Instruction: How many lines in the records below hold the string "name"? Please answer with the number and nothing more.
— Start of Input data —
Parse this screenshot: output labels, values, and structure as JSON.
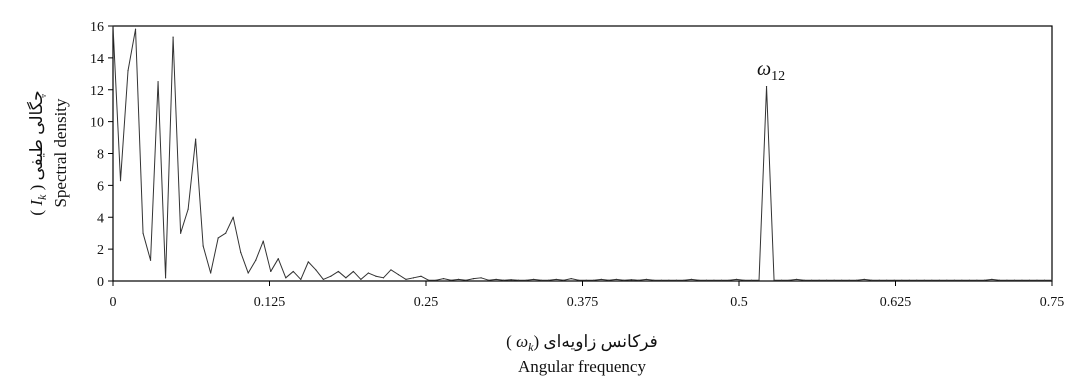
{
  "chart_data": {
    "type": "line",
    "title": "",
    "xlabel_fa": "فرکانس زاویه‌ای",
    "xlabel_symbol": "ω",
    "xlabel_symbol_sub": "k",
    "xlabel_en": "Angular frequency",
    "ylabel_fa": "چگالی طیفی",
    "ylabel_symbol": "I",
    "ylabel_symbol_sub": "k",
    "ylabel_en": "Spectral density",
    "xlim": [
      0,
      0.75
    ],
    "ylim": [
      0,
      16
    ],
    "xticks": [
      0,
      0.125,
      0.25,
      0.375,
      0.5,
      0.625,
      0.75
    ],
    "xtick_labels": [
      "0",
      "0.125",
      "0.25",
      "0.375",
      "0.5",
      "0.625",
      "0.75"
    ],
    "yticks": [
      0,
      2,
      4,
      6,
      8,
      10,
      12,
      14,
      16
    ],
    "ytick_labels": [
      "0",
      "2",
      "4",
      "6",
      "8",
      "10",
      "12",
      "14",
      "16"
    ],
    "grid": false,
    "annotation": {
      "text": "ω",
      "subscript": "12",
      "x": 0.524,
      "y": 12.3
    },
    "series": [
      {
        "x": [
          0,
          0.006,
          0.012,
          0.018,
          0.024,
          0.03,
          0.036,
          0.042,
          0.048,
          0.054,
          0.06,
          0.066,
          0.072,
          0.078,
          0.084,
          0.09,
          0.096,
          0.102,
          0.108,
          0.114,
          0.12,
          0.126,
          0.132,
          0.138,
          0.144,
          0.15,
          0.156,
          0.162,
          0.168,
          0.174,
          0.18,
          0.186,
          0.192,
          0.198,
          0.204,
          0.21,
          0.216,
          0.222,
          0.228,
          0.234,
          0.24,
          0.246,
          0.252,
          0.258,
          0.264,
          0.27,
          0.276,
          0.282,
          0.288,
          0.294,
          0.3,
          0.306,
          0.312,
          0.318,
          0.324,
          0.33,
          0.336,
          0.342,
          0.348,
          0.354,
          0.36,
          0.366,
          0.372,
          0.378,
          0.384,
          0.39,
          0.396,
          0.402,
          0.408,
          0.414,
          0.42,
          0.426,
          0.432,
          0.438,
          0.444,
          0.45,
          0.456,
          0.462,
          0.468,
          0.474,
          0.48,
          0.486,
          0.492,
          0.498,
          0.504,
          0.51,
          0.516,
          0.522,
          0.528,
          0.534,
          0.54,
          0.546,
          0.552,
          0.558,
          0.564,
          0.57,
          0.576,
          0.582,
          0.588,
          0.594,
          0.6,
          0.606,
          0.612,
          0.618,
          0.624,
          0.63,
          0.636,
          0.642,
          0.648,
          0.654,
          0.66,
          0.666,
          0.672,
          0.678,
          0.684,
          0.69,
          0.696,
          0.702,
          0.708,
          0.714,
          0.72,
          0.726,
          0.732,
          0.738,
          0.744,
          0.75
        ],
        "values": [
          16,
          6.3,
          13.2,
          15.8,
          3.0,
          1.3,
          12.5,
          0.2,
          15.3,
          3.0,
          4.5,
          8.9,
          2.2,
          0.5,
          2.7,
          3.0,
          4.0,
          1.8,
          0.5,
          1.3,
          2.5,
          0.6,
          1.4,
          0.2,
          0.6,
          0.1,
          1.2,
          0.7,
          0.1,
          0.3,
          0.6,
          0.2,
          0.6,
          0.1,
          0.5,
          0.3,
          0.2,
          0.7,
          0.4,
          0.1,
          0.2,
          0.3,
          0.05,
          0.05,
          0.15,
          0.05,
          0.1,
          0.05,
          0.15,
          0.2,
          0.05,
          0.1,
          0.05,
          0.08,
          0.05,
          0.05,
          0.1,
          0.05,
          0.05,
          0.1,
          0.05,
          0.15,
          0.05,
          0.05,
          0.05,
          0.1,
          0.05,
          0.1,
          0.05,
          0.08,
          0.05,
          0.1,
          0.05,
          0.05,
          0.05,
          0.05,
          0.05,
          0.1,
          0.05,
          0.05,
          0.05,
          0.05,
          0.05,
          0.1,
          0.05,
          0.05,
          0.05,
          12.2,
          0.05,
          0.05,
          0.05,
          0.1,
          0.05,
          0.05,
          0.05,
          0.05,
          0.05,
          0.05,
          0.05,
          0.05,
          0.1,
          0.05,
          0.05,
          0.05,
          0.05,
          0.05,
          0.05,
          0.05,
          0.05,
          0.05,
          0.05,
          0.05,
          0.05,
          0.05,
          0.05,
          0.05,
          0.05,
          0.1,
          0.05,
          0.05,
          0.05,
          0.05,
          0.05,
          0.05,
          0.05,
          0.05
        ]
      }
    ]
  }
}
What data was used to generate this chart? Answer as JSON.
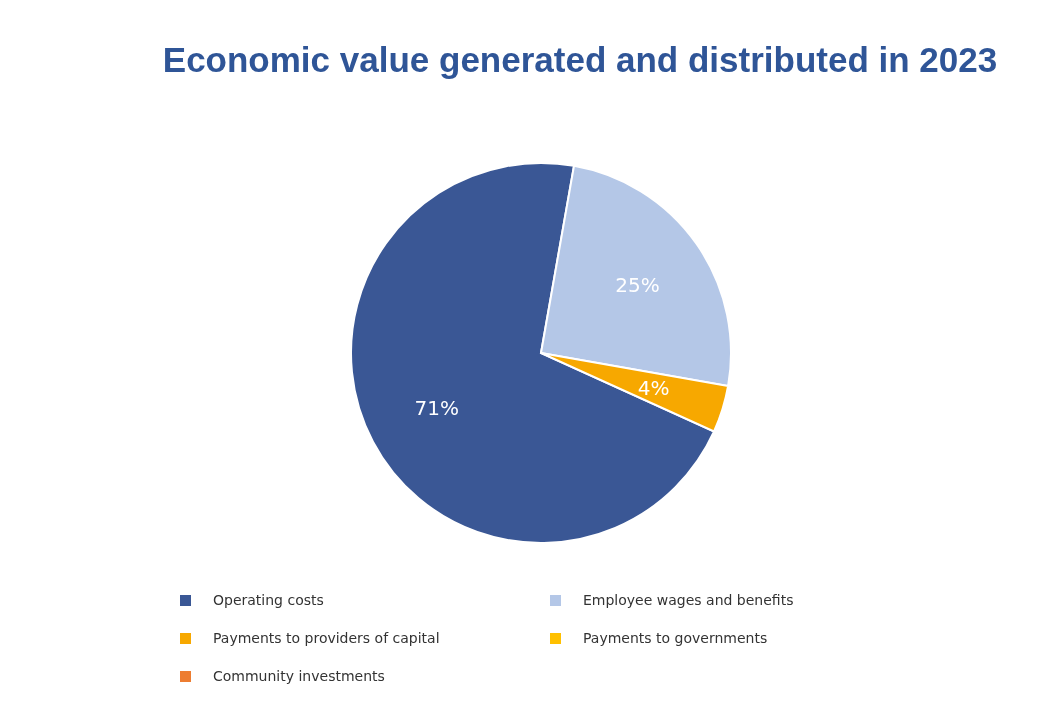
{
  "chart_data": {
    "type": "pie",
    "title": "Economic value generated and distributed in  2023",
    "categories": [
      "Operating costs",
      "Employee wages and benefits",
      "Payments to providers of capital",
      "Payments to governments",
      "Community investments"
    ],
    "values": [
      71,
      25,
      4,
      0,
      0
    ],
    "colors": [
      "#3a5795",
      "#b4c7e7",
      "#f7a800",
      "#ffc000",
      "#ed7d31"
    ],
    "value_labels": [
      "71%",
      "25%",
      "4%",
      null,
      null
    ],
    "legend": "bottom"
  }
}
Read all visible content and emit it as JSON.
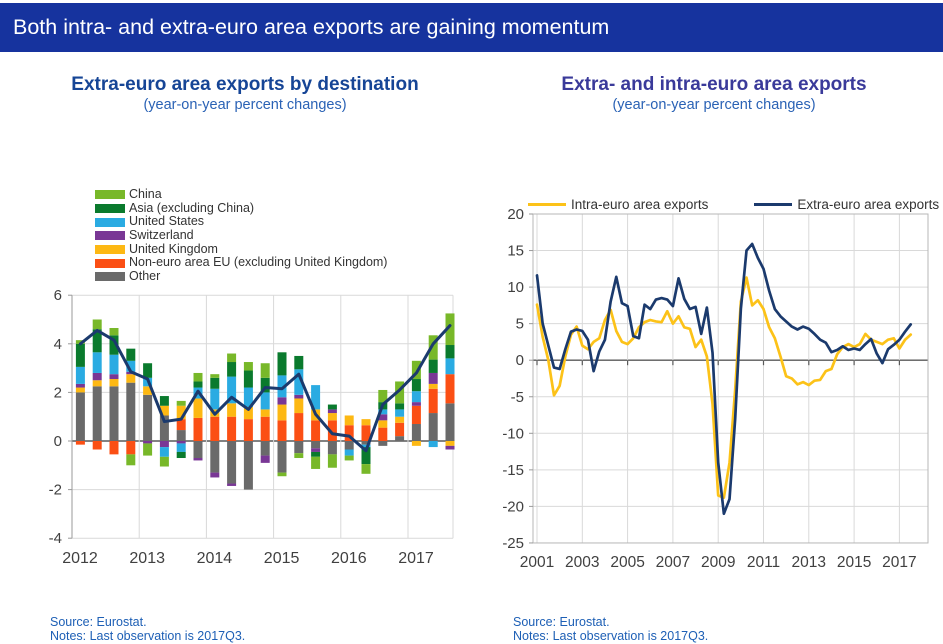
{
  "header": {
    "title": "Both intra- and extra-euro area exports are gaining momentum",
    "bg_color": "#16339e",
    "text_color": "#ffffff"
  },
  "left_panel": {
    "title": "Extra-euro area exports by destination",
    "subtitle": "(year-on-year percent changes)",
    "title_color": "#164596",
    "subtitle_color": "#2a62b5",
    "source": "Source: Eurostat.",
    "notes": "Notes: Last observation is 2017Q3."
  },
  "right_panel": {
    "title": "Extra- and intra-euro area exports",
    "subtitle": "(year-on-year percent changes)",
    "title_color": "#3a3a9a",
    "subtitle_color": "#2a62b5",
    "source": "Source: Eurostat.",
    "notes": "Notes: Last observation is 2017Q3."
  },
  "footnote_color": "#1d5fb5",
  "chart_data": [
    {
      "type": "bar",
      "stacked": true,
      "title": "Extra-euro area exports by destination",
      "subtitle": "(year-on-year percent changes)",
      "categories": [
        "2012Q1",
        "2012Q2",
        "2012Q3",
        "2012Q4",
        "2013Q1",
        "2013Q2",
        "2013Q3",
        "2013Q4",
        "2014Q1",
        "2014Q2",
        "2014Q3",
        "2014Q4",
        "2015Q1",
        "2015Q2",
        "2015Q3",
        "2015Q4",
        "2016Q1",
        "2016Q2",
        "2016Q3",
        "2016Q4",
        "2017Q1",
        "2017Q2",
        "2017Q3"
      ],
      "x_tick_labels": [
        "2012",
        "2013",
        "2014",
        "2015",
        "2016",
        "2017"
      ],
      "ylim": [
        -4,
        6
      ],
      "yticks": [
        6,
        4,
        2,
        0,
        -2,
        -4
      ],
      "grid": true,
      "legend_position": "top-left",
      "series": [
        {
          "name": "Other",
          "color": "#6a6a6a",
          "values": [
            2.0,
            2.25,
            2.25,
            2.4,
            1.9,
            1.05,
            0.45,
            -0.7,
            -1.3,
            -1.75,
            -2.0,
            -0.6,
            -1.3,
            -0.5,
            -0.3,
            -0.55,
            -0.35,
            -0.15,
            -0.2,
            0.2,
            0.7,
            1.15,
            1.55
          ]
        },
        {
          "name": "Non-euro area EU (excluding United Kingdom)",
          "color": "#fb4f14",
          "values": [
            -0.15,
            -0.35,
            -0.55,
            -0.55,
            0,
            0,
            0.45,
            0.95,
            1.0,
            1.0,
            0.9,
            1.0,
            0.85,
            1.15,
            0.85,
            0.85,
            0.65,
            0.65,
            0.55,
            0.55,
            0.75,
            1.0,
            1.2
          ]
        },
        {
          "name": "United Kingdom",
          "color": "#fdb813",
          "values": [
            0.2,
            0.25,
            0.3,
            0.35,
            0.35,
            0.4,
            0.55,
            0.8,
            0.3,
            0.55,
            0.5,
            0.3,
            0.65,
            0.6,
            0.45,
            0.3,
            0.4,
            0.25,
            0.3,
            0.25,
            -0.2,
            0.2,
            -0.2
          ]
        },
        {
          "name": "Switzerland",
          "color": "#793795",
          "values": [
            0.15,
            0.3,
            0.2,
            0.1,
            -0.1,
            -0.25,
            -0.1,
            -0.1,
            -0.2,
            -0.1,
            0,
            -0.3,
            0.3,
            0.15,
            -0.15,
            0.15,
            0,
            0,
            0.25,
            0,
            0.15,
            0.45,
            -0.15
          ]
        },
        {
          "name": "United States",
          "color": "#2aabe2",
          "values": [
            0.7,
            0.85,
            0.8,
            0.45,
            0.35,
            -0.4,
            -0.35,
            0.45,
            0.85,
            1.1,
            0.8,
            0.7,
            0.9,
            1.05,
            1.0,
            0,
            -0.25,
            -0.1,
            0.2,
            0.3,
            0.45,
            -0.25,
            0.65
          ]
        },
        {
          "name": "Asia (excluding China)",
          "color": "#0a7a2d",
          "values": [
            0.95,
            0.95,
            0.8,
            0.5,
            0.6,
            0.4,
            -0.25,
            0.25,
            0.45,
            0.6,
            0.7,
            0.6,
            0.95,
            0.55,
            -0.2,
            0.2,
            0,
            -0.7,
            0.3,
            0.25,
            0.5,
            0.55,
            0.55
          ]
        },
        {
          "name": "China",
          "color": "#78b829",
          "values": [
            0.15,
            0.4,
            0.3,
            -0.45,
            -0.5,
            -0.4,
            0.2,
            0.35,
            0.15,
            0.35,
            0.35,
            0.6,
            -0.15,
            -0.2,
            -0.5,
            -0.55,
            -0.2,
            -0.4,
            0.5,
            0.9,
            0.75,
            1.0,
            1.3
          ]
        }
      ],
      "line_series": {
        "name": "total-extra-euro-exports-line",
        "color": "#1b3a6d",
        "values": [
          4.0,
          4.55,
          4.15,
          2.85,
          2.55,
          0.8,
          0.9,
          2.05,
          1.1,
          1.8,
          1.3,
          2.2,
          2.15,
          2.75,
          1.1,
          0.3,
          0.2,
          -0.4,
          1.5,
          2.1,
          2.8,
          4.0,
          4.75
        ]
      }
    },
    {
      "type": "line",
      "title": "Extra- and intra-euro area exports",
      "subtitle": "(year-on-year percent changes)",
      "x_start": "2001Q1",
      "x_end": "2017Q3",
      "frequency": "quarterly",
      "x_tick_labels": [
        "2001",
        "2003",
        "2005",
        "2007",
        "2009",
        "2011",
        "2013",
        "2015",
        "2017"
      ],
      "ylim": [
        -25,
        20
      ],
      "yticks": [
        20,
        15,
        10,
        5,
        0,
        -5,
        -10,
        -15,
        -20,
        -25
      ],
      "grid": true,
      "legend_position": "top",
      "series": [
        {
          "name": "Intra-euro area exports",
          "color": "#fcc218",
          "values": [
            7.6,
            3.2,
            0.0,
            -4.8,
            -3.5,
            0.5,
            3.5,
            4.6,
            2.0,
            1.5,
            2.5,
            3.0,
            5.5,
            6.9,
            4.0,
            2.5,
            2.2,
            3.0,
            4.5,
            5.2,
            5.5,
            5.3,
            5.2,
            6.7,
            5.0,
            6.0,
            4.5,
            4.3,
            1.8,
            2.8,
            0.5,
            -6.0,
            -18.5,
            -18.8,
            -14.0,
            -4.0,
            8.0,
            11.3,
            7.5,
            8.2,
            7.0,
            4.5,
            3.0,
            0.5,
            -2.2,
            -2.5,
            -3.3,
            -3.0,
            -3.4,
            -2.8,
            -2.7,
            -1.5,
            -1.2,
            0.8,
            1.8,
            2.2,
            1.8,
            2.2,
            3.6,
            2.8,
            2.5,
            2.2,
            2.8,
            3.0,
            1.6,
            2.8,
            3.5
          ]
        },
        {
          "name": "Extra-euro area exports",
          "color": "#1b3a6d",
          "values": [
            11.6,
            5.0,
            2.0,
            -1.0,
            -1.2,
            1.5,
            3.9,
            4.2,
            4.0,
            2.8,
            -1.5,
            1.2,
            2.8,
            8.0,
            11.4,
            7.8,
            7.4,
            3.3,
            3.0,
            7.6,
            7.0,
            8.3,
            8.5,
            8.3,
            7.4,
            11.2,
            8.4,
            7.0,
            7.3,
            3.6,
            7.2,
            1.0,
            -14.0,
            -21.0,
            -19.0,
            -8.0,
            7.0,
            15.0,
            15.9,
            14.0,
            12.5,
            9.5,
            7.0,
            6.0,
            5.3,
            4.6,
            4.2,
            4.6,
            4.3,
            3.6,
            2.8,
            2.4,
            1.1,
            1.4,
            1.9,
            1.4,
            1.6,
            1.4,
            2.2,
            2.9,
            0.9,
            -0.4,
            1.5,
            2.1,
            2.8,
            3.9,
            4.9
          ]
        }
      ]
    }
  ]
}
— End of Input data —
Exercise answer: 10